== AIM OF THE EXERCISE ==
Transcribe the material in full, exactly as written.

== EXTRACTED ENTRIES ==
-- START --

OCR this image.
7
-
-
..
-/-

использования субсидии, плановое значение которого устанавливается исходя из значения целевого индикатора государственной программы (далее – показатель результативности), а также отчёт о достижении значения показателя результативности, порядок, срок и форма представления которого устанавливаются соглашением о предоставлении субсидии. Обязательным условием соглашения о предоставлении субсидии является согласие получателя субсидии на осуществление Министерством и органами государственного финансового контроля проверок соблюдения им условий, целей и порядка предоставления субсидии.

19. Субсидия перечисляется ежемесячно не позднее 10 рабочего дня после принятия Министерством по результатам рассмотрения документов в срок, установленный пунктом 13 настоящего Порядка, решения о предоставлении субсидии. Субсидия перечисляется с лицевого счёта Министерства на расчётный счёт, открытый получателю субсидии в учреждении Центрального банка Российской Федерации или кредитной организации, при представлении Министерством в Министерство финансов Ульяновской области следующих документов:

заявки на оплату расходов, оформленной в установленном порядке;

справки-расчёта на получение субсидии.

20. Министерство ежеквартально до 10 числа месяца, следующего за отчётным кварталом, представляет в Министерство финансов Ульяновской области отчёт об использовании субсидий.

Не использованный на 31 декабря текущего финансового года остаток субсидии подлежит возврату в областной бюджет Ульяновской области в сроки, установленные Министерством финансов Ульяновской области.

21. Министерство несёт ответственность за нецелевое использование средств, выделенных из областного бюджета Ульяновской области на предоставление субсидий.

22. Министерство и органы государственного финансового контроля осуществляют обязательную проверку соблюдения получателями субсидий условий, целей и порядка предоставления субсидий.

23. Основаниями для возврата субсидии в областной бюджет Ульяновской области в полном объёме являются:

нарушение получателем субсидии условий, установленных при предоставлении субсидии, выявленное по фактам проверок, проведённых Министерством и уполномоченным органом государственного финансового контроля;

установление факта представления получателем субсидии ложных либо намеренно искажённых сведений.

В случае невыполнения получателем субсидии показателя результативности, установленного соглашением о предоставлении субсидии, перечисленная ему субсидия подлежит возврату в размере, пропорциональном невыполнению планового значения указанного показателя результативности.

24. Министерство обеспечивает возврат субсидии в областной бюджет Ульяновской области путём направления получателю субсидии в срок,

-- END --

== OUTPUT FOR THIS TASK ==
OCR this image.
7
-
-
..
-/-

использования субсидии, плановое значение которого устанавливается исходя из значения целевого индикатора государственной программы (далее – показатель результативности), а также отчёт о достижении значения показателя результативности, порядок, срок и форма представления которого устанавливаются соглашением о предоставлении субсидии. Обязательным условием соглашения о предоставлении субсидии является согласие получателя субсидии на осуществление Министерством и органами государственного финансового контроля проверок соблюдения им условий, целей и порядка предоставления субсидии.

19. Субсидия перечисляется ежемесячно не позднее 10 рабочего дня после принятия Министерством по результатам рассмотрения документов в срок, установленный пунктом 13 настоящего Порядка, решения о предоставлении субсидии. Субсидия перечисляется с лицевого счёта Министерства на расчётный счёт, открытый получателю субсидии в учреждении Центрального банка Российской Федерации или кредитной организации, при представлении Министерством в Министерство финансов Ульяновской области следующих документов:

заявки на оплату расходов, оформленной в установленном порядке;

справки-расчёта на получение субсидии.

20. Министерство ежеквартально до 10 числа месяца, следующего за отчётным кварталом, представляет в Министерство финансов Ульяновской области отчёт об использовании субсидий.

Не использованный на 31 декабря текущего финансового года остаток субсидии подлежит возврату в областной бюджет Ульяновской области в сроки, установленные Министерством финансов Ульяновской области.

21. Министерство несёт ответственность за нецелевое использование средств, выделенных из областного бюджета Ульяновской области на предоставление субсидий.

22. Министерство и органы государственного финансового контроля осуществляют обязательную проверку соблюдения получателями субсидий условий, целей и порядка предоставления субсидий.

23. Основаниями для возврата субсидии в областной бюджет Ульяновской области в полном объёме являются:

нарушение получателем субсидии условий, установленных при предоставлении субсидии, выявленное по фактам проверок, проведённых Министерством и уполномоченным органом государственного финансового контроля;

установление факта представления получателем субсидии ложных либо намеренно искажённых сведений.

В случае невыполнения получателем субсидии показателя результативности, установленного соглашением о предоставлении субсидии, перечисленная ему субсидия подлежит возврату в размере, пропорциональном невыполнению планового значения указанного показателя результативности.

24. Министерство обеспечивает возврат субсидии в областной бюджет Ульяновской области путём направления получателю субсидии в срок,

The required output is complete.